■ Required task ■
Write out the entire listing below exactly as it appears, minus any pictures.

■ Stored records ■
....
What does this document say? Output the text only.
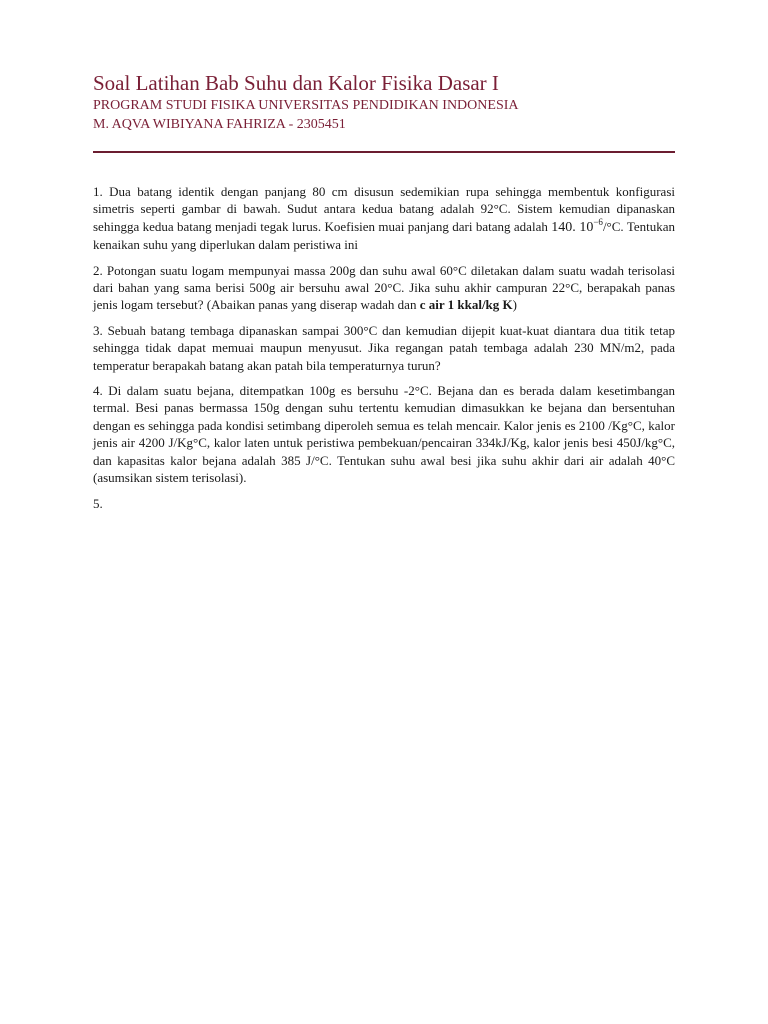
Soal Latihan Bab Suhu dan Kalor Fisika Dasar I

PROGRAM STUDI FISIKA UNIVERSITAS PENDIDIKAN INDONESIA

M. AQVA WIBIYANA FAHRIZA - 2305451

1. Dua batang identik dengan panjang 80 cm disusun sedemikian rupa sehingga membentuk konfigurasi simetris seperti gambar di bawah. Sudut antara kedua batang adalah 92°C. Sistem kemudian dipanaskan sehingga kedua batang menjadi tegak lurus. Koefisien muai panjang dari batang adalah 140. $10^{-6}/^\circ C$. Tentukan kenaikan suhu yang diperlukan dalam peristiwa ini

2. Potongan suatu logam mempunyai massa 200g dan suhu awal 60°C diletakan dalam suatu wadah terisolasi dari bahan yang sama berisi 500g air bersuhu awal 20°C. Jika suhu akhir campuran 22°C, berapakah panas jenis logam tersebut? (Abaikan panas yang diserap wadah dan c air 1 kkal/kg K)

3. Sebuah batang tembaga dipanaskan sampai 300°C dan kemudian dijepit kuat-kuat diantara dua titik tetap sehingga tidak dapat memuai maupun menyusut. Jika regangan patah tembaga adalah 230 MN/m2, pada temperatur berapakah batang akan patah bila temperaturnya turun?

4. Di dalam suatu bejana, ditempatkan 100g es bersuhu -2°C. Bejana dan es berada dalam kesetimbangan termal. Besi panas bermassa 150g dengan suhu tertentu kemudian dimasukkan ke bejana dan bersentuhan dengan es sehingga pada kondisi setimbang diperoleh semua es telah mencair. Kalor jenis es 2100 /Kg°C, kalor jenis air 4200 J/Kg°C, kalor laten untuk peristiwa pembekuan/pencairan 334kJ/Kg, kalor jenis besi 450J/kg°C, dan kapasitas kalor bejana adalah 385 J/°C. Tentukan suhu awal besi jika suhu akhir dari air adalah 40°C (asumsikan sistem terisolasi).

5.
....
■ Written answer ■
What does this document say? Output the text only.
Soal Latihan Bab Suhu dan Kalor Fisika Dasar I

PROGRAM STUDI FISIKA UNIVERSITAS PENDIDIKAN INDONESIA

M. AQVA WIBIYANA FAHRIZA - 2305451

1. Dua batang identik dengan panjang 80 cm disusun sedemikian rupa sehingga membentuk konfigurasi simetris seperti gambar di bawah. Sudut antara kedua batang adalah 92°C. Sistem kemudian dipanaskan sehingga kedua batang menjadi tegak lurus. Koefisien muai panjang dari batang adalah 140. $10^{-6}/^\circ C$. Tentukan kenaikan suhu yang diperlukan dalam peristiwa ini

2. Potongan suatu logam mempunyai massa 200g dan suhu awal 60°C diletakan dalam suatu wadah terisolasi dari bahan yang sama berisi 500g air bersuhu awal 20°C. Jika suhu akhir campuran 22°C, berapakah panas jenis logam tersebut? (Abaikan panas yang diserap wadah dan c air 1 kkal/kg K)

3. Sebuah batang tembaga dipanaskan sampai 300°C dan kemudian dijepit kuat-kuat diantara dua titik tetap sehingga tidak dapat memuai maupun menyusut. Jika regangan patah tembaga adalah 230 MN/m2, pada temperatur berapakah batang akan patah bila temperaturnya turun?

4. Di dalam suatu bejana, ditempatkan 100g es bersuhu -2°C. Bejana dan es berada dalam kesetimbangan termal. Besi panas bermassa 150g dengan suhu tertentu kemudian dimasukkan ke bejana dan bersentuhan dengan es sehingga pada kondisi setimbang diperoleh semua es telah mencair. Kalor jenis es 2100 /Kg°C, kalor jenis air 4200 J/Kg°C, kalor laten untuk peristiwa pembekuan/pencairan 334kJ/Kg, kalor jenis besi 450J/kg°C, dan kapasitas kalor bejana adalah 385 J/°C. Tentukan suhu awal besi jika suhu akhir dari air adalah 40°C (asumsikan sistem terisolasi).

5.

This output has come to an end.